*YOUR INSTRUCTIONS:*
Can you render the lines from the one with "List each element" up to and including the one with "145, 340, 170]" as a numbered list, skipping blank lines and leaving out the pictures?

*INPUT FOR THIS TASK:*
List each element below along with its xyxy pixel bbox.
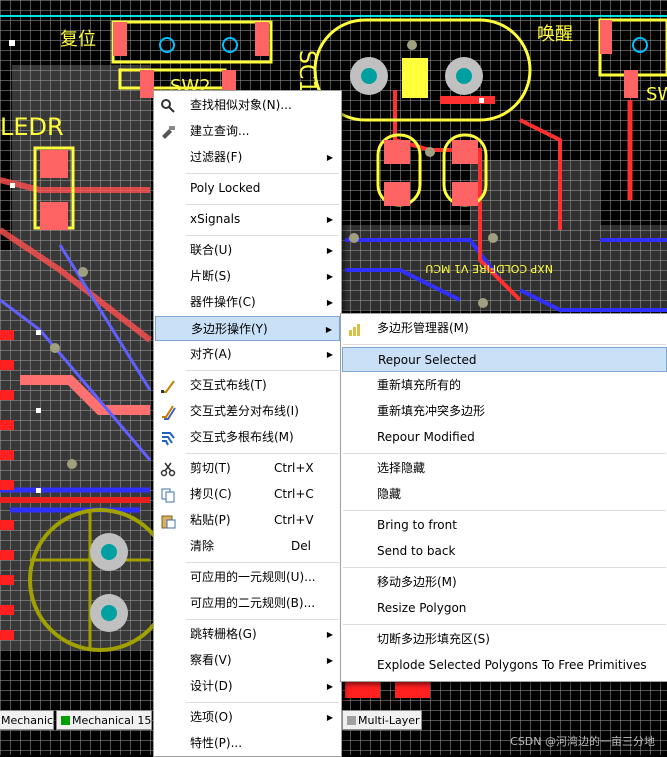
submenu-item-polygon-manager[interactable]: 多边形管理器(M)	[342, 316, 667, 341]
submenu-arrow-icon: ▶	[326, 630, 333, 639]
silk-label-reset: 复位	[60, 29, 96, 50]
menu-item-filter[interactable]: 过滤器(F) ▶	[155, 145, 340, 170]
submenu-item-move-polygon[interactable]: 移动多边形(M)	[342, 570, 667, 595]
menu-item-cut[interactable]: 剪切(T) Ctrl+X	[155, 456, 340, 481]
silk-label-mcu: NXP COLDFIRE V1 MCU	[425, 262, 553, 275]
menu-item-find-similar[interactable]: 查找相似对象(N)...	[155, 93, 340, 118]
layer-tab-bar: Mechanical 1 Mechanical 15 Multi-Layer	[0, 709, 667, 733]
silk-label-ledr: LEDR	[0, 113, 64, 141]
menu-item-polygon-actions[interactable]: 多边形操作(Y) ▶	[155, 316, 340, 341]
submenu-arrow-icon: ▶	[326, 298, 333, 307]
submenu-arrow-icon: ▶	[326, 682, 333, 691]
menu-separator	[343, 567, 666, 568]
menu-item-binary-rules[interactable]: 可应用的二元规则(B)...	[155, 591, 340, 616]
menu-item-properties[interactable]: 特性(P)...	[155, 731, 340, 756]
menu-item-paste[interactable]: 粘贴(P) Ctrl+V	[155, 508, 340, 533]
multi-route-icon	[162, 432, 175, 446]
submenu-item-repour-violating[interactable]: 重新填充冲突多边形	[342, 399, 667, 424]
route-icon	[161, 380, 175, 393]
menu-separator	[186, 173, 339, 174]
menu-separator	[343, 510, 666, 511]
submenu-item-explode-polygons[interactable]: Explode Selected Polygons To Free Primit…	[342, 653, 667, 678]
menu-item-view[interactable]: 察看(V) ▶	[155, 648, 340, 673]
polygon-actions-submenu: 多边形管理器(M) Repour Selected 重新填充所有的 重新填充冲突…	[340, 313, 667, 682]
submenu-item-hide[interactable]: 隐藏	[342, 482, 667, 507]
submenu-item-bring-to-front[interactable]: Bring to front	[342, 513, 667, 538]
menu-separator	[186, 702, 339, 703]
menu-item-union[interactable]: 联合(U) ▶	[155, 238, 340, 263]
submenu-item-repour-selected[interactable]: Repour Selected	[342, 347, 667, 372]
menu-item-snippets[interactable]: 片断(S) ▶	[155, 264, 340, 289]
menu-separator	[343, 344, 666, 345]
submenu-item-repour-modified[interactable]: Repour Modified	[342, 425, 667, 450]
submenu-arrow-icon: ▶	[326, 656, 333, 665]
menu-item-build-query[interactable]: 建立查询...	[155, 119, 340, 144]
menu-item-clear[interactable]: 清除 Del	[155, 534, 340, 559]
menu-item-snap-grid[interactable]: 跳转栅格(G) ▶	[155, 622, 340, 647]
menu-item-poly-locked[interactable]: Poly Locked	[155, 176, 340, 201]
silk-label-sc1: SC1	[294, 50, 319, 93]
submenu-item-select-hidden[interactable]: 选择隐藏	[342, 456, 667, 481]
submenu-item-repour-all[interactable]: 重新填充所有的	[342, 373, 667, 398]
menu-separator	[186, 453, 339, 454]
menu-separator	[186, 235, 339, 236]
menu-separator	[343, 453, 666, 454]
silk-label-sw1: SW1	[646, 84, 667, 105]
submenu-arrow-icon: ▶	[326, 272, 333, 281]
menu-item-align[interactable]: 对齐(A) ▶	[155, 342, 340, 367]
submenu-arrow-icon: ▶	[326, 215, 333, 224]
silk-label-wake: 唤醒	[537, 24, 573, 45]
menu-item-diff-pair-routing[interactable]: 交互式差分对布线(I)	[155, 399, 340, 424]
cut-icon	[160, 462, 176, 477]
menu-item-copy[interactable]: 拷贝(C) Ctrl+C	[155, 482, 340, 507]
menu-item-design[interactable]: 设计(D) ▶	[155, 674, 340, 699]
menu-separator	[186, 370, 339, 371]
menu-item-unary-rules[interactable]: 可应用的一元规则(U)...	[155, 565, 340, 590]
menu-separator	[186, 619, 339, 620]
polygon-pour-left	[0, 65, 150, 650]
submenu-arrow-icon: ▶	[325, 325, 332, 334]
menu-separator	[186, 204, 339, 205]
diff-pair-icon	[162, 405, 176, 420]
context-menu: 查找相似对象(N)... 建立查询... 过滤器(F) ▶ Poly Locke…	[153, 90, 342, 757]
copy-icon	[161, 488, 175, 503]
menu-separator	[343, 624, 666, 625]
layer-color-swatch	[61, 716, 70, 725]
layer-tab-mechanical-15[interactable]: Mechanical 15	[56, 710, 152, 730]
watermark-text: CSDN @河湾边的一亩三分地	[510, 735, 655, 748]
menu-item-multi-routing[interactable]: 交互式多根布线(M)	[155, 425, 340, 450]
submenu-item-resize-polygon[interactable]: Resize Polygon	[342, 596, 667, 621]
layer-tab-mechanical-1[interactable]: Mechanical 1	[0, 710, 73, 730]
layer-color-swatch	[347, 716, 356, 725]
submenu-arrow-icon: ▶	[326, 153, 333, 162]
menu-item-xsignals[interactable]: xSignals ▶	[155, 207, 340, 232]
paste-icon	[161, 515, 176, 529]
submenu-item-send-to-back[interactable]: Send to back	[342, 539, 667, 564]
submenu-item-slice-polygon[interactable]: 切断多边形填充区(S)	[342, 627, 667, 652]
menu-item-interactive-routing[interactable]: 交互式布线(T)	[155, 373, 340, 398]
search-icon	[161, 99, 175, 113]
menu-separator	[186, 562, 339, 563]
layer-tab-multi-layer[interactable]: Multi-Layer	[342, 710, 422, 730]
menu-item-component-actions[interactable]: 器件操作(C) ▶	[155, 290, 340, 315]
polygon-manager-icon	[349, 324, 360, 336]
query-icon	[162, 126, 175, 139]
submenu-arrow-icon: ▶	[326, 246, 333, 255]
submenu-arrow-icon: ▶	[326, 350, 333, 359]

==

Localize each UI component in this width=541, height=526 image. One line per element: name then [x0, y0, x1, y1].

---

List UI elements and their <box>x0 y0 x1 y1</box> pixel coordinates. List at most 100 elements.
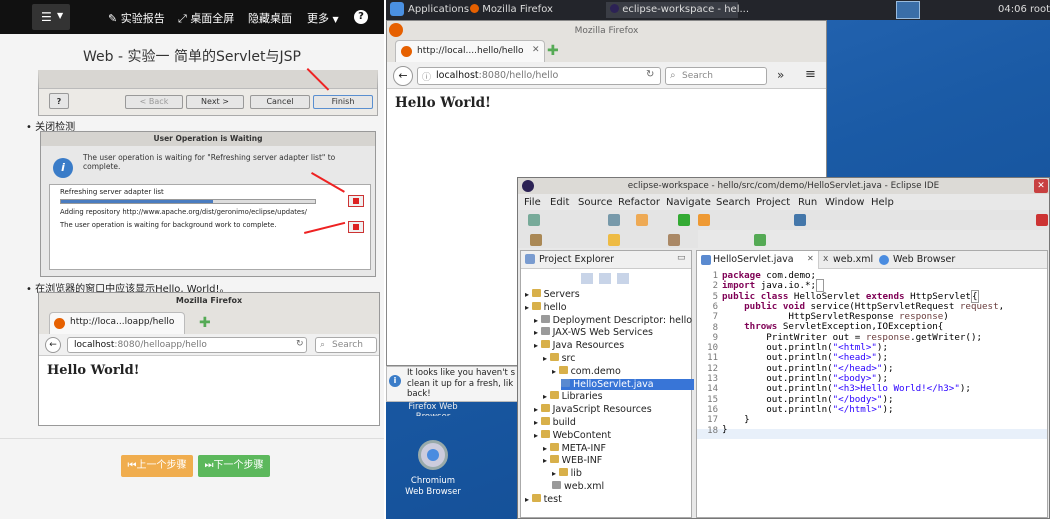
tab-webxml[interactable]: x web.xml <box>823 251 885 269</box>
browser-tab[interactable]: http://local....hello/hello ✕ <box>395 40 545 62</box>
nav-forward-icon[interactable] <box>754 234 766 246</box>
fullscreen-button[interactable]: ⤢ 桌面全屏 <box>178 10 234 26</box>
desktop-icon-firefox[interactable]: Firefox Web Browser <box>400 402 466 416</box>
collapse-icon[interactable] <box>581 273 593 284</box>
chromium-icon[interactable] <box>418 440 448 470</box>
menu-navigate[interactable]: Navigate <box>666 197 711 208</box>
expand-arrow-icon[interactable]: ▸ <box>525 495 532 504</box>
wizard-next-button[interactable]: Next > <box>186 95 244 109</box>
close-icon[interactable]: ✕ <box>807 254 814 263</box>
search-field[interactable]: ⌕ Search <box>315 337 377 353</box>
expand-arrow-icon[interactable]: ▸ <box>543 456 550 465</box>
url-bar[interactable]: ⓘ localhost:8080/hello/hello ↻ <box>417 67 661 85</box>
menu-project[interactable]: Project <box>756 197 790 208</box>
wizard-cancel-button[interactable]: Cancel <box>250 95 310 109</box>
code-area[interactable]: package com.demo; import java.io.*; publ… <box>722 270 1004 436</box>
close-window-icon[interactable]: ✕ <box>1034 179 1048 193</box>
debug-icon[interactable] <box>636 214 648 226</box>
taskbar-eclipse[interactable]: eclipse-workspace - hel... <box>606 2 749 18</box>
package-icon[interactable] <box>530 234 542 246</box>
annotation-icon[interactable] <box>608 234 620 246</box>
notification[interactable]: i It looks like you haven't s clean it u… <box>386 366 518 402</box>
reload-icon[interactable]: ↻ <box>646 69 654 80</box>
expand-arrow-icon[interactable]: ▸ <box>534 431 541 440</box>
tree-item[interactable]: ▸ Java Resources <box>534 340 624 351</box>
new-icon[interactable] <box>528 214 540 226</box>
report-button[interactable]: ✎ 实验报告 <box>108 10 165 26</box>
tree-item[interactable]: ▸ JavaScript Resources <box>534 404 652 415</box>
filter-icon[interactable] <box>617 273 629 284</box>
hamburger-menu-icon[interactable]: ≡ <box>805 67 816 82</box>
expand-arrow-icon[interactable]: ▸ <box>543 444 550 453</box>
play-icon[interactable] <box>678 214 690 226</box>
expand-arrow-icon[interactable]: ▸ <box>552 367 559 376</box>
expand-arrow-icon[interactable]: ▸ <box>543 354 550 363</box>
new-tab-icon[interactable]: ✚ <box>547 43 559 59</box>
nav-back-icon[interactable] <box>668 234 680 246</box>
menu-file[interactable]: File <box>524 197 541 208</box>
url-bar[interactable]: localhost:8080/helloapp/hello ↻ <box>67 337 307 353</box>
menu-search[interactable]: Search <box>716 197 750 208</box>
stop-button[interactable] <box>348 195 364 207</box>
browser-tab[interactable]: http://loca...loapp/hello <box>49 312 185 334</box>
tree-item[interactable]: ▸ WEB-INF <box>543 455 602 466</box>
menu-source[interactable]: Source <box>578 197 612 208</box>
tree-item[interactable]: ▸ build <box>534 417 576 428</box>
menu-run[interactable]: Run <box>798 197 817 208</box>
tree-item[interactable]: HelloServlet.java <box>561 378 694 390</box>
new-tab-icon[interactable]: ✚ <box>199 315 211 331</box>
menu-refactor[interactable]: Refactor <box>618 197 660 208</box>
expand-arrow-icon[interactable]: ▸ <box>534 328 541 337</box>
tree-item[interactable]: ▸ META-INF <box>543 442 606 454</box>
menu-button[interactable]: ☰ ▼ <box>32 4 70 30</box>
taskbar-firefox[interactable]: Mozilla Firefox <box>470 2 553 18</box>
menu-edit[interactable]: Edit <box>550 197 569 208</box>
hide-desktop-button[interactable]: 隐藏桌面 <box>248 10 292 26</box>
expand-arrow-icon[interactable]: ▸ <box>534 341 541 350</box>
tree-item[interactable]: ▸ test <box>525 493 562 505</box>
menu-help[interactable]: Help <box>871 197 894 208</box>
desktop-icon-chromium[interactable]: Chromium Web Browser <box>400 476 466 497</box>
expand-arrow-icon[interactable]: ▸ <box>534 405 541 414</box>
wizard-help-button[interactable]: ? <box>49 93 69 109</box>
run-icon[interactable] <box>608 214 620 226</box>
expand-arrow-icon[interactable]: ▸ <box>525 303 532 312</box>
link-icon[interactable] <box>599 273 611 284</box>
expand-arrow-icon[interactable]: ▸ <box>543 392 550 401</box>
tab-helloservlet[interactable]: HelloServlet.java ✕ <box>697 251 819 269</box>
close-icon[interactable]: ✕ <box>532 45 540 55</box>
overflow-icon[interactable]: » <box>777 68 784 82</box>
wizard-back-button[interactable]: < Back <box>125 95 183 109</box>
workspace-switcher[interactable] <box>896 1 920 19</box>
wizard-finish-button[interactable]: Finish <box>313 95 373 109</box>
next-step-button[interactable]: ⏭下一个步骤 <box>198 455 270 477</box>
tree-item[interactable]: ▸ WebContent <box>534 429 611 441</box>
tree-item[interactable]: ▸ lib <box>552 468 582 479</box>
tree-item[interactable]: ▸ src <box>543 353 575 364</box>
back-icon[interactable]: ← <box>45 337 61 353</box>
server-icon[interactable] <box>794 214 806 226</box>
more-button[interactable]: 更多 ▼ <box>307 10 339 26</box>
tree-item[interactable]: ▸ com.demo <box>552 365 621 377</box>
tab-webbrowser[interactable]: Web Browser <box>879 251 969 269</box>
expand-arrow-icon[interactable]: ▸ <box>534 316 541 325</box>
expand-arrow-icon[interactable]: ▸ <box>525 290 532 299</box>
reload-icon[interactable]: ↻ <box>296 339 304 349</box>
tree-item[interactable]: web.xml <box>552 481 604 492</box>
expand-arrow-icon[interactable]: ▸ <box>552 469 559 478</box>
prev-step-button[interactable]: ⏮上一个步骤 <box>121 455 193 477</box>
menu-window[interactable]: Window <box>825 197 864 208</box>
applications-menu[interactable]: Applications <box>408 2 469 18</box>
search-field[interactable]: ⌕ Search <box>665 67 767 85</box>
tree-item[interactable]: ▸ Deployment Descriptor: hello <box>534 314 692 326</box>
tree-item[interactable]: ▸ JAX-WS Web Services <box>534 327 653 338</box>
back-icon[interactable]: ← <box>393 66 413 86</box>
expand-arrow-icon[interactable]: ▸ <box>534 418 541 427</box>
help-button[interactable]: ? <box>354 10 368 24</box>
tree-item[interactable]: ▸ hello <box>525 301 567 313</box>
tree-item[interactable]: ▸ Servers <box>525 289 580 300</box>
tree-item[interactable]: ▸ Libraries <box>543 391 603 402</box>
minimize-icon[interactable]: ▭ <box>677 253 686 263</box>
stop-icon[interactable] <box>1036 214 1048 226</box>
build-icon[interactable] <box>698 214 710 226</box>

*FINISHED TASK:*
1. List each element below along with its xyxy pixel bbox.
2. submenu-item-polygon-manager[interactable]: 多边形管理器(M)	[342, 316, 667, 341]
3. submenu-arrow-icon: ▶	[326, 630, 333, 639]
4. silk-label-reset: 复位	[60, 29, 96, 50]
5. menu-item-filter[interactable]: 过滤器(F) ▶	[155, 145, 340, 170]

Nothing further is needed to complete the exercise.